Return the listing below unchanged, minus its pictures.

* * *

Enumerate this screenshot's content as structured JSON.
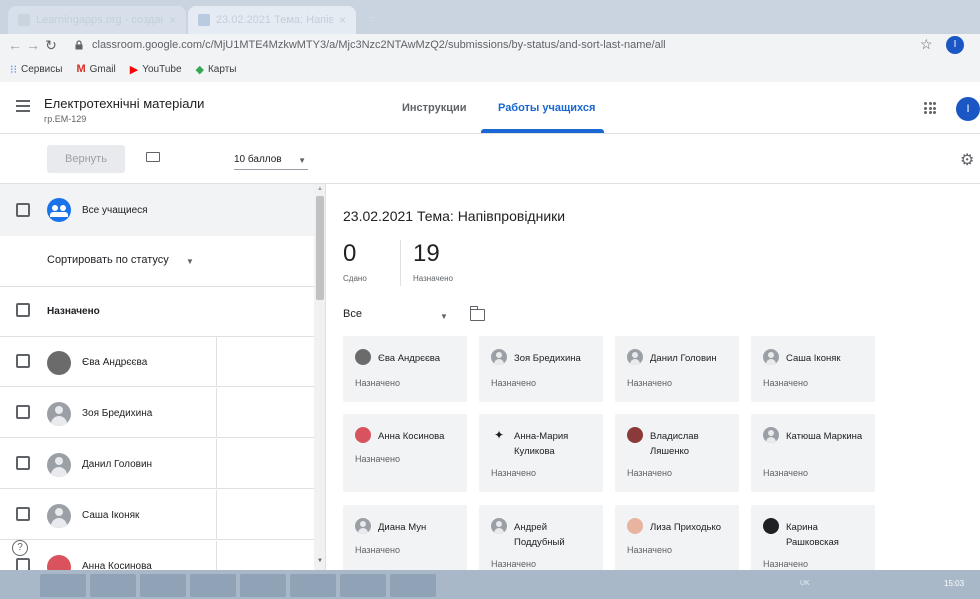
{
  "browser": {
    "tabs": [
      {
        "label": "Learningapps.org - создание м...",
        "close": "×"
      },
      {
        "label": "23.02.2021 Тема: Напівпровідн...",
        "close": "×"
      }
    ],
    "new_tab": "+",
    "url": "classroom.google.com/c/MjU1MTE4MzkwMTY3/a/Mjc3Nzc2NTAwMzQ2/submissions/by-status/and-sort-last-name/all",
    "profile_initial": "I",
    "bookmarks": [
      {
        "label": "Сервисы",
        "icon": "apps-icon"
      },
      {
        "label": "Gmail",
        "icon": "gmail-icon"
      },
      {
        "label": "YouTube",
        "icon": "youtube-icon"
      },
      {
        "label": "Карты",
        "icon": "maps-icon"
      }
    ]
  },
  "app": {
    "class_title": "Електротехнічні матеріали",
    "class_subtitle": "гр.ЕМ-129",
    "tab_instructions": "Инструкции",
    "tab_student_work": "Работы учащихся",
    "user_initial": "I"
  },
  "toolbar": {
    "return_label": "Вернуть",
    "points": "10 баллов"
  },
  "left_panel": {
    "all_students": "Все учащиеся",
    "sort_label": "Сортировать по статусу",
    "section_label": "Назначено",
    "students": [
      {
        "name": "Єва Андрєєва"
      },
      {
        "name": "Зоя Бредихина"
      },
      {
        "name": "Данил Головин"
      },
      {
        "name": "Саша Іконяк"
      },
      {
        "name": "Анна Косинова"
      }
    ],
    "help": "?"
  },
  "assignment": {
    "title": "23.02.2021 Тема: Напівпровідники",
    "submitted_count": "0",
    "submitted_label": "Сдано",
    "assigned_count": "19",
    "assigned_label": "Назначено",
    "filter": "Все",
    "cards": [
      {
        "name": "Єва Андрєєва",
        "status": "Назначено"
      },
      {
        "name": "Зоя Бредихина",
        "status": "Назначено"
      },
      {
        "name": "Данил Головин",
        "status": "Назначено"
      },
      {
        "name": "Саша Іконяк",
        "status": "Назначено"
      },
      {
        "name": "Анна Косинова",
        "status": "Назначено"
      },
      {
        "name": "Анна-Мария Куликова",
        "status": "Назначено"
      },
      {
        "name": "Владислав Ляшенко",
        "status": "Назначено"
      },
      {
        "name": "Катюша Маркина",
        "status": "Назначено"
      },
      {
        "name": "Диана Мун",
        "status": "Назначено"
      },
      {
        "name": "Андрей Поддубный",
        "status": "Назначено"
      },
      {
        "name": "Лиза Приходько",
        "status": "Назначено"
      },
      {
        "name": "Карина Рашковская",
        "status": "Назначено"
      }
    ]
  },
  "taskbar": {
    "lang": "UK",
    "time": "15:03"
  },
  "colors": {
    "accent": "#1967d2",
    "card_bg": "#f1f3f4"
  }
}
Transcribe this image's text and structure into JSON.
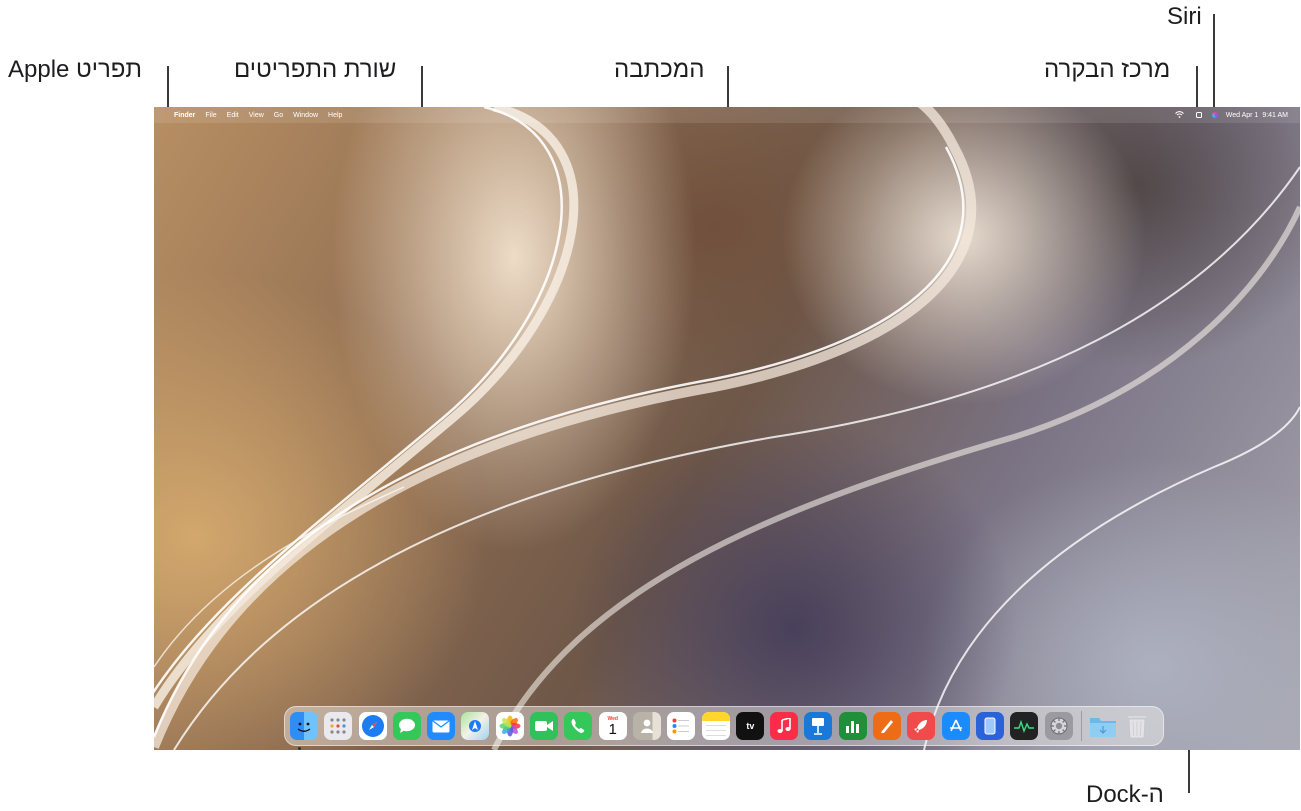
{
  "labels": {
    "apple_menu": "תפריט Apple",
    "menu_bar": "שורת התפריטים",
    "desktop": "המכתבה",
    "control_center": "מרכז הבקרה",
    "siri": "Siri",
    "dock": "ה-Dock"
  },
  "menubar": {
    "apple_icon": "",
    "app_name": "Finder",
    "items": [
      "File",
      "Edit",
      "View",
      "Go",
      "Window",
      "Help"
    ],
    "date": "Wed Apr 1",
    "time": "9:41 AM",
    "wifi_icon": "wifi-icon",
    "control_center_icon": "control-center-icon",
    "siri_icon": "siri-icon"
  },
  "dock": {
    "apps": [
      "Finder",
      "Launchpad",
      "Safari",
      "Messages",
      "Mail",
      "Maps",
      "Photos",
      "FaceTime",
      "Phone",
      "Calendar",
      "Contacts",
      "Reminders",
      "Notes",
      "TV",
      "Music",
      "Keynote",
      "Numbers",
      "Pages",
      "Rocket",
      "App Store",
      "Simulator",
      "Activity Monitor",
      "System Settings",
      "Downloads",
      "Trash"
    ],
    "calendar_month": "Wed",
    "calendar_day": "1",
    "tv_label": "tv"
  },
  "colors": {
    "finder": "#2f8df5",
    "safari": "#1e7cf2",
    "messages": "#34c759",
    "mail": "#1f8bff",
    "facetime": "#30c15a",
    "phone": "#34c759",
    "music": "#fa2d48",
    "keynote": "#1a78d8",
    "numbers": "#1f8f3a",
    "pages": "#ef6c17",
    "rocket": "#f04a4a",
    "appstore": "#1a8cff"
  }
}
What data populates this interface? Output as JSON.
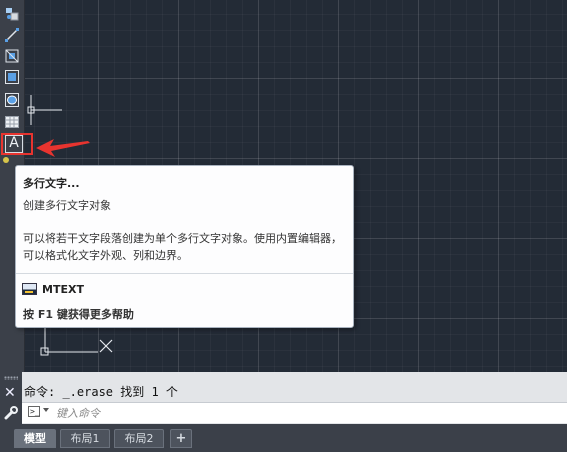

* * *

§ Solution:
Enumerate this screenshot's content as structured JSON.
{
  "browser": {
    "tabs": [
      {
        "label": "Learningapps.org - создание м...",
        "close": "×"
      },
      {
        "label": "23.02.2021 Тема: Напівпровідн...",
        "close": "×"
      }
    ],
    "new_tab": "+",
    "url": "classroom.google.com/c/MjU1MTE4MzkwMTY3/a/Mjc3Nzc2NTAwMzQ2/submissions/by-status/and-sort-last-name/all",
    "profile_initial": "I",
    "bookmarks": [
      {
        "label": "Сервисы",
        "icon": "apps-icon"
      },
      {
        "label": "Gmail",
        "icon": "gmail-icon"
      },
      {
        "label": "YouTube",
        "icon": "youtube-icon"
      },
      {
        "label": "Карты",
        "icon": "maps-icon"
      }
    ]
  },
  "app": {
    "class_title": "Електротехнічні матеріали",
    "class_subtitle": "гр.ЕМ-129",
    "tab_instructions": "Инструкции",
    "tab_student_work": "Работы учащихся",
    "user_initial": "I"
  },
  "toolbar": {
    "return_label": "Вернуть",
    "points": "10 баллов"
  },
  "left_panel": {
    "all_students": "Все учащиеся",
    "sort_label": "Сортировать по статусу",
    "section_label": "Назначено",
    "students": [
      {
        "name": "Єва Андрєєва"
      },
      {
        "name": "Зоя Бредихина"
      },
      {
        "name": "Данил Головин"
      },
      {
        "name": "Саша Іконяк"
      },
      {
        "name": "Анна Косинова"
      }
    ],
    "help": "?"
  },
  "assignment": {
    "title": "23.02.2021 Тема: Напівпровідники",
    "submitted_count": "0",
    "submitted_label": "Сдано",
    "assigned_count": "19",
    "assigned_label": "Назначено",
    "filter": "Все",
    "cards": [
      {
        "name": "Єва Андрєєва",
        "status": "Назначено"
      },
      {
        "name": "Зоя Бредихина",
        "status": "Назначено"
      },
      {
        "name": "Данил Головин",
        "status": "Назначено"
      },
      {
        "name": "Саша Іконяк",
        "status": "Назначено"
      },
      {
        "name": "Анна Косинова",
        "status": "Назначено"
      },
      {
        "name": "Анна-Мария Куликова",
        "status": "Назначено"
      },
      {
        "name": "Владислав Ляшенко",
        "status": "Назначено"
      },
      {
        "name": "Катюша Маркина",
        "status": "Назначено"
      },
      {
        "name": "Диана Мун",
        "status": "Назначено"
      },
      {
        "name": "Андрей Поддубный",
        "status": "Назначено"
      },
      {
        "name": "Лиза Приходько",
        "status": "Назначено"
      },
      {
        "name": "Карина Рашковская",
        "status": "Назначено"
      }
    ]
  },
  "taskbar": {
    "lang": "UK",
    "time": "15:03"
  },
  "colors": {
    "accent": "#1967d2",
    "card_bg": "#f1f3f4"
  }
}
Transcribe this image's text and structure into JSON.
{
  "labels": {
    "apple_menu": "תפריט Apple",
    "menu_bar": "שורת התפריטים",
    "desktop": "המכתבה",
    "control_center": "מרכז הבקרה",
    "siri": "Siri",
    "dock": "ה-Dock"
  },
  "menubar": {
    "apple_icon": "",
    "app_name": "Finder",
    "items": [
      "File",
      "Edit",
      "View",
      "Go",
      "Window",
      "Help"
    ],
    "date": "Wed Apr 1",
    "time": "9:41 AM",
    "wifi_icon": "wifi-icon",
    "control_center_icon": "control-center-icon",
    "siri_icon": "siri-icon"
  },
  "dock": {
    "apps": [
      "Finder",
      "Launchpad",
      "Safari",
      "Messages",
      "Mail",
      "Maps",
      "Photos",
      "FaceTime",
      "Phone",
      "Calendar",
      "Contacts",
      "Reminders",
      "Notes",
      "TV",
      "Music",
      "Keynote",
      "Numbers",
      "Pages",
      "Rocket",
      "App Store",
      "Simulator",
      "Activity Monitor",
      "System Settings",
      "Downloads",
      "Trash"
    ],
    "calendar_month": "Wed",
    "calendar_day": "1",
    "tv_label": "tv"
  },
  "colors": {
    "finder": "#2f8df5",
    "safari": "#1e7cf2",
    "messages": "#34c759",
    "mail": "#1f8bff",
    "facetime": "#30c15a",
    "phone": "#34c759",
    "music": "#fa2d48",
    "keynote": "#1a78d8",
    "numbers": "#1f8f3a",
    "pages": "#ef6c17",
    "rocket": "#f04a4a",
    "appstore": "#1a8cff"
  }
}
What data populates this interface? Output as JSON.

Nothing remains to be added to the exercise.